##### Data under study

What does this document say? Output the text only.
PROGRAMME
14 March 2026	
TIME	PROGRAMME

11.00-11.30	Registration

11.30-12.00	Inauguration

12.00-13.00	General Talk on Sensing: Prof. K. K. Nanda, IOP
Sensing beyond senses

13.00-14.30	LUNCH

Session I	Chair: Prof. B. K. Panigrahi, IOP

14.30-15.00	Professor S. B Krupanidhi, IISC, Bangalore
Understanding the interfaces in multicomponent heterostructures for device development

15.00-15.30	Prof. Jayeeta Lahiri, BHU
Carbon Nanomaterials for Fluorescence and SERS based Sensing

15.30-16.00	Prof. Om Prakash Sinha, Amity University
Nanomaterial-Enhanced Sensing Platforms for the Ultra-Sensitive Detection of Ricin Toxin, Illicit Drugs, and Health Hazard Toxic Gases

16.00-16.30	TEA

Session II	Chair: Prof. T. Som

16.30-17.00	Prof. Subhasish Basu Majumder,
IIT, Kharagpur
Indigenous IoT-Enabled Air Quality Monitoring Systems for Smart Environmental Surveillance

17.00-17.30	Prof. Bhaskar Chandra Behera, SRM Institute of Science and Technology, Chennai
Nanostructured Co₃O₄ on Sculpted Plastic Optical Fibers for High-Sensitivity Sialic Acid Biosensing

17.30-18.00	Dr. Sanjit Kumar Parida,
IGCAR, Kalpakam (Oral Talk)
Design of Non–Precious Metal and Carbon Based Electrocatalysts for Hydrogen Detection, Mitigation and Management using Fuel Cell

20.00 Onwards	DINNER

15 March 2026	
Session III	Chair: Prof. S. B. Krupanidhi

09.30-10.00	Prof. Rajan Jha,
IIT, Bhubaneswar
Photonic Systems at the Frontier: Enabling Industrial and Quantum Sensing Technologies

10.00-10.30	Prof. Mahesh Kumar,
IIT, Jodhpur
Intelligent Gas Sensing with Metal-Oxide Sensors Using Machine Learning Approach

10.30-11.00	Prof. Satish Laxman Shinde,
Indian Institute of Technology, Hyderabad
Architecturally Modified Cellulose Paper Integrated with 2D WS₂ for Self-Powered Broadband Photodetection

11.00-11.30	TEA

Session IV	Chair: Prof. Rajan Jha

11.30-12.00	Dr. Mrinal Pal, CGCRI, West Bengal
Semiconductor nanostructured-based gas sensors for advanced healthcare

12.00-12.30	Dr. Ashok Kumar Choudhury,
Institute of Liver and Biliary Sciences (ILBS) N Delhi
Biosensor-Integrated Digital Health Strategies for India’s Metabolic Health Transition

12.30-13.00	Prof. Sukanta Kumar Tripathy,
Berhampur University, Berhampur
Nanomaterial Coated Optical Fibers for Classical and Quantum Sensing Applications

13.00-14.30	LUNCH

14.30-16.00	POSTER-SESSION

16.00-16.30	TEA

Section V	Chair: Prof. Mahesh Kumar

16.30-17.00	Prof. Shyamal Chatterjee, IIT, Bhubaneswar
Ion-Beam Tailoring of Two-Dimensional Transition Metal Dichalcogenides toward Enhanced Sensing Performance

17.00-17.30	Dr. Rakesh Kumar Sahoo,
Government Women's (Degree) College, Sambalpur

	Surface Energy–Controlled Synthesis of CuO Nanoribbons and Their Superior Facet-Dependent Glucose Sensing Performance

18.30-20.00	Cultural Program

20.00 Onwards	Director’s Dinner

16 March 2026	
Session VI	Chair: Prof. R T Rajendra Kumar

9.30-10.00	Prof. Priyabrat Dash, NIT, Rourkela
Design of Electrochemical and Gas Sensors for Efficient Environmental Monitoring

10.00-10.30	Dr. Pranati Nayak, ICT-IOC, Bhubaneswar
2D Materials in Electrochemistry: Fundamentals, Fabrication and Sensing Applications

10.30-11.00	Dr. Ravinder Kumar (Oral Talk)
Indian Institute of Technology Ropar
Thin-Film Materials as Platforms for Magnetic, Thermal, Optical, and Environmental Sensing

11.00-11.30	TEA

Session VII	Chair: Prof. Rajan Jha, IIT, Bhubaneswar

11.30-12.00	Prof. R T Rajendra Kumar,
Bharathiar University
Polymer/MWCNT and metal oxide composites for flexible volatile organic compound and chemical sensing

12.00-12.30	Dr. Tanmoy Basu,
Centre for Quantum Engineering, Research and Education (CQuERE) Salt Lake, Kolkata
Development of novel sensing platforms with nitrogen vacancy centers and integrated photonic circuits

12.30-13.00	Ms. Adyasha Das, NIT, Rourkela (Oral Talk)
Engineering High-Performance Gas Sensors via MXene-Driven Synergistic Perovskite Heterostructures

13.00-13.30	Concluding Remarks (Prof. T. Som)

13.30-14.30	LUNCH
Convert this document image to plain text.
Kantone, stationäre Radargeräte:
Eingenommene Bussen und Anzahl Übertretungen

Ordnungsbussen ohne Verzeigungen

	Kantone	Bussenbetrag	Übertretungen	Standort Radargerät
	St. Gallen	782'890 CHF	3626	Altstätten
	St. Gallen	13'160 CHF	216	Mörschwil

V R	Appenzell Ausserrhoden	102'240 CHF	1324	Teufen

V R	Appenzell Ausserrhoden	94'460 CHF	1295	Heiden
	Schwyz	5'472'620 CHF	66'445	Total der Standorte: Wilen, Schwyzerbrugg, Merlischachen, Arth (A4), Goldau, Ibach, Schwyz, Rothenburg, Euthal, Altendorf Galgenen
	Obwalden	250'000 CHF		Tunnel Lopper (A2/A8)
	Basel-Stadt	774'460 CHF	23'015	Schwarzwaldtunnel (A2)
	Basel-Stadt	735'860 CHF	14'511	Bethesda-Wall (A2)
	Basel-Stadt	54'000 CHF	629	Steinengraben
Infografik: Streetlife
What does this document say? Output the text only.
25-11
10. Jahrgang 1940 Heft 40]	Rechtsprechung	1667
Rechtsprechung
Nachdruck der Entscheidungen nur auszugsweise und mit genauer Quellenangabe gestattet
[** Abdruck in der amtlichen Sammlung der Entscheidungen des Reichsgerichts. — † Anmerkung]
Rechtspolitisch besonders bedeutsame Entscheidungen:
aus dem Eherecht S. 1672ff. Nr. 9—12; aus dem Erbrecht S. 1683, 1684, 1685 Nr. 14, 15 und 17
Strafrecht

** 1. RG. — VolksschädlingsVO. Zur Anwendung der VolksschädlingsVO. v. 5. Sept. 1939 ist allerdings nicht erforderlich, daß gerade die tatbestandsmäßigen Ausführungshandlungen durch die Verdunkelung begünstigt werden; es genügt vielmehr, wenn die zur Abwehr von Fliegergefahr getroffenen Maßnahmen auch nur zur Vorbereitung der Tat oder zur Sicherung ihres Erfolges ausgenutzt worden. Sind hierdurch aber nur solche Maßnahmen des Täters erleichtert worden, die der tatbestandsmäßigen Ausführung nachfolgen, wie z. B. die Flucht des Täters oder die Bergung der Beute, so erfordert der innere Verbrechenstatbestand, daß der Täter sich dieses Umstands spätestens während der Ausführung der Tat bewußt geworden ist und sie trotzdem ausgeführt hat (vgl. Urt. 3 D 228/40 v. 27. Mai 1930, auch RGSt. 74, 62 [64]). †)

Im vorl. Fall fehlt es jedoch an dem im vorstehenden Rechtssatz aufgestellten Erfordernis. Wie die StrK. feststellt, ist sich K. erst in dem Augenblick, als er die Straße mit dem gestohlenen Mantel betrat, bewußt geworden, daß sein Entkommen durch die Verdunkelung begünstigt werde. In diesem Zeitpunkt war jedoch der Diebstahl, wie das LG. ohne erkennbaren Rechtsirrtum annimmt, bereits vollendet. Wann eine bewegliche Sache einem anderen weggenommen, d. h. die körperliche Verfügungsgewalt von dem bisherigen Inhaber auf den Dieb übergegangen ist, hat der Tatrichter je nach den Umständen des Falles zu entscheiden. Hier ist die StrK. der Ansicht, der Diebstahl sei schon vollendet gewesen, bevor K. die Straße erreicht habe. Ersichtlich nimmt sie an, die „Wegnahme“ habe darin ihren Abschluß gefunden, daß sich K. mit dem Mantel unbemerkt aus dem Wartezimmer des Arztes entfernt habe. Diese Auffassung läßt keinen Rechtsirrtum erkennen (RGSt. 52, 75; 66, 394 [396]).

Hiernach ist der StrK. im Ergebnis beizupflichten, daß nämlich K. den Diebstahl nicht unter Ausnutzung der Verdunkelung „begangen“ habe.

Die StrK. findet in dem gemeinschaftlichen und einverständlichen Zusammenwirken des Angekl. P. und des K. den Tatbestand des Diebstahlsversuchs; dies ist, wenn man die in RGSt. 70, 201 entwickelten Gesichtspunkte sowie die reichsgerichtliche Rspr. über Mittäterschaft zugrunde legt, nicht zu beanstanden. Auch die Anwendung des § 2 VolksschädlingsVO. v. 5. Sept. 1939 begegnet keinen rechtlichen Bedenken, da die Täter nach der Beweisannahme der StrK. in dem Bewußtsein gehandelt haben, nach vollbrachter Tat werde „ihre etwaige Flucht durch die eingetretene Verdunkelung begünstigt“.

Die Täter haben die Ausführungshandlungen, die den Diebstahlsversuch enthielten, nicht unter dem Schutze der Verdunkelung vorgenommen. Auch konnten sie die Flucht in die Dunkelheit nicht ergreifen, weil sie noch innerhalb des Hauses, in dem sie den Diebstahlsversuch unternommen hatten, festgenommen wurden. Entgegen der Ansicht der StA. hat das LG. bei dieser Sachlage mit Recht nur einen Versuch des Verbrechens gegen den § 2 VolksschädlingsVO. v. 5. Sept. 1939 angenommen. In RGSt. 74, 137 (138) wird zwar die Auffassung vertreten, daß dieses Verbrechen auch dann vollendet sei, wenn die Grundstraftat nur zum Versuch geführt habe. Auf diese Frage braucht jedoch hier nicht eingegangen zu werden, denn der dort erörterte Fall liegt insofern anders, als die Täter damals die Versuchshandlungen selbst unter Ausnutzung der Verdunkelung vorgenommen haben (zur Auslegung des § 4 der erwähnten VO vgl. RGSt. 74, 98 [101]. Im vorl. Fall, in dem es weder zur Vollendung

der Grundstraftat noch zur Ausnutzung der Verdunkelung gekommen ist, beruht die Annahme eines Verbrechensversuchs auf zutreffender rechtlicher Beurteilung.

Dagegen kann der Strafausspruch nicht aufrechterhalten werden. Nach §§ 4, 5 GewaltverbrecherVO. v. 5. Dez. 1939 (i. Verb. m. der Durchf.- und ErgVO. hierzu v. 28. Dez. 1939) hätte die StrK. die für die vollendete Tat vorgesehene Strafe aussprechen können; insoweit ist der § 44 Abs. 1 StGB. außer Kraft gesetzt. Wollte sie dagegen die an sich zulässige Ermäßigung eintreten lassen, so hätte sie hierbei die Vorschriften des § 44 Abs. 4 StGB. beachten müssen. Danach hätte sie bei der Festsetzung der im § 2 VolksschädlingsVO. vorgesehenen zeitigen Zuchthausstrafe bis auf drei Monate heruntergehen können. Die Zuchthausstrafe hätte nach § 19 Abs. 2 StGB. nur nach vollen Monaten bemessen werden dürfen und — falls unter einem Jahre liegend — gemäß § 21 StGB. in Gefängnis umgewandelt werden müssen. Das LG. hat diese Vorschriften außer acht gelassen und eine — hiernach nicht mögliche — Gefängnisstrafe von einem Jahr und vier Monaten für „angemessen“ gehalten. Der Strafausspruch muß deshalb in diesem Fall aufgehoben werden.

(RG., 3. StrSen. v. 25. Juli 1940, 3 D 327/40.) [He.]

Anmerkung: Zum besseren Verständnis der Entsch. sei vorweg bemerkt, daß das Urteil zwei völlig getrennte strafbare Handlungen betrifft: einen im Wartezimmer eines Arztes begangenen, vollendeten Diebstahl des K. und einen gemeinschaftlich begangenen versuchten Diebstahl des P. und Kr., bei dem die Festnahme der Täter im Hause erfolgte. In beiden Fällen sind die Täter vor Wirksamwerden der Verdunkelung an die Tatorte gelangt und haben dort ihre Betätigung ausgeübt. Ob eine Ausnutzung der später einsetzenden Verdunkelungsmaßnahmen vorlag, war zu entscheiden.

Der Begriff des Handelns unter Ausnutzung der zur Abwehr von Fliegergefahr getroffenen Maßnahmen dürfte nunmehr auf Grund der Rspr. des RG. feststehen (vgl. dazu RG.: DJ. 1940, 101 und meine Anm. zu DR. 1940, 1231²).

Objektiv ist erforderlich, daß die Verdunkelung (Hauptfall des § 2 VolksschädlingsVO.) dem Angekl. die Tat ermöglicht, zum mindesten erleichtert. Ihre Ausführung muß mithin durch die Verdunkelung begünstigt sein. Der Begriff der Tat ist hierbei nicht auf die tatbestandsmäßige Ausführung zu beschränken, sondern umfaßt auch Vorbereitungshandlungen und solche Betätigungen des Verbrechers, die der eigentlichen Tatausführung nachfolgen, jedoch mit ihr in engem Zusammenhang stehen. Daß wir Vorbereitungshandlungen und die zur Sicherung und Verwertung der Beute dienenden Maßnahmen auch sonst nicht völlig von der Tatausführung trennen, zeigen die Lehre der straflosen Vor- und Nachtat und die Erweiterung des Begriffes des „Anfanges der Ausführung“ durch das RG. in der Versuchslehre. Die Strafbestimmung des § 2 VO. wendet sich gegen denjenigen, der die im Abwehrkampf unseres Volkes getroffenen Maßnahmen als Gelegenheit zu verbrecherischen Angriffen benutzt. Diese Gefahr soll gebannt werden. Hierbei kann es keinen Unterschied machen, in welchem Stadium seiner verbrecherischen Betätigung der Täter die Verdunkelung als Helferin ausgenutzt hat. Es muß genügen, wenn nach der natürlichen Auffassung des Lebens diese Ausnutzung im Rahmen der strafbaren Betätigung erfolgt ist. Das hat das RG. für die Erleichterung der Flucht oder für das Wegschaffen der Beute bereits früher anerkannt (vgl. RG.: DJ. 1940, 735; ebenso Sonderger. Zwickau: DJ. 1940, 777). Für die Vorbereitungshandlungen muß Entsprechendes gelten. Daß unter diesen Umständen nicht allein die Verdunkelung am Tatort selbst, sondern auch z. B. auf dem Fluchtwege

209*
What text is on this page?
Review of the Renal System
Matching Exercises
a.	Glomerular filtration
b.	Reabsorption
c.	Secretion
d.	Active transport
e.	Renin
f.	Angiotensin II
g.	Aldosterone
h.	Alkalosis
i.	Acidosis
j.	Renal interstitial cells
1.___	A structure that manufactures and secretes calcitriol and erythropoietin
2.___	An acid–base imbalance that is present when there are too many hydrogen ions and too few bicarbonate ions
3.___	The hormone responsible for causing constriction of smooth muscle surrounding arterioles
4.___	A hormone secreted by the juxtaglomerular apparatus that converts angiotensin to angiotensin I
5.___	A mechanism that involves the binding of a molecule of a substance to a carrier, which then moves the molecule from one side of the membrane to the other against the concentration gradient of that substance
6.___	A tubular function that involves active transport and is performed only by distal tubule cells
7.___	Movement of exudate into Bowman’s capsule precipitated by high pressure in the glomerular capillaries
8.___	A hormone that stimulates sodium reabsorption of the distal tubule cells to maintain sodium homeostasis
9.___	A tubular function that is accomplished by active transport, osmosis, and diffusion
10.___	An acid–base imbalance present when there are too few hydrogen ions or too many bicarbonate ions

##########

Task item: Transcribe exactly, and only, the lines from the one with "What text is on this page?" through the last line of the data.

Task output:
What text is on this page?
Review of the Renal System
Matching Exercises
a.	Glomerular filtration
b.	Reabsorption
c.	Secretion
d.	Active transport
e.	Renin
f.	Angiotensin II
g.	Aldosterone
h.	Alkalosis
i.	Acidosis
j.	Renal interstitial cells
1.___	A structure that manufactures and secretes calcitriol and erythropoietin
2.___	An acid–base imbalance that is present when there are too many hydrogen ions and too few bicarbonate ions
3.___	The hormone responsible for causing constriction of smooth muscle surrounding arterioles
4.___	A hormone secreted by the juxtaglomerular apparatus that converts angiotensin to angiotensin I
5.___	A mechanism that involves the binding of a molecule of a substance to a carrier, which then moves the molecule from one side of the membrane to the other against the concentration gradient of that substance
6.___	A tubular function that involves active transport and is performed only by distal tubule cells
7.___	Movement of exudate into Bowman’s capsule precipitated by high pressure in the glomerular capillaries
8.___	A hormone that stimulates sodium reabsorption of the distal tubule cells to maintain sodium homeostasis
9.___	A tubular function that is accomplished by active transport, osmosis, and diffusion
10.___	An acid–base imbalance present when there are too few hydrogen ions or too many bicarbonate ions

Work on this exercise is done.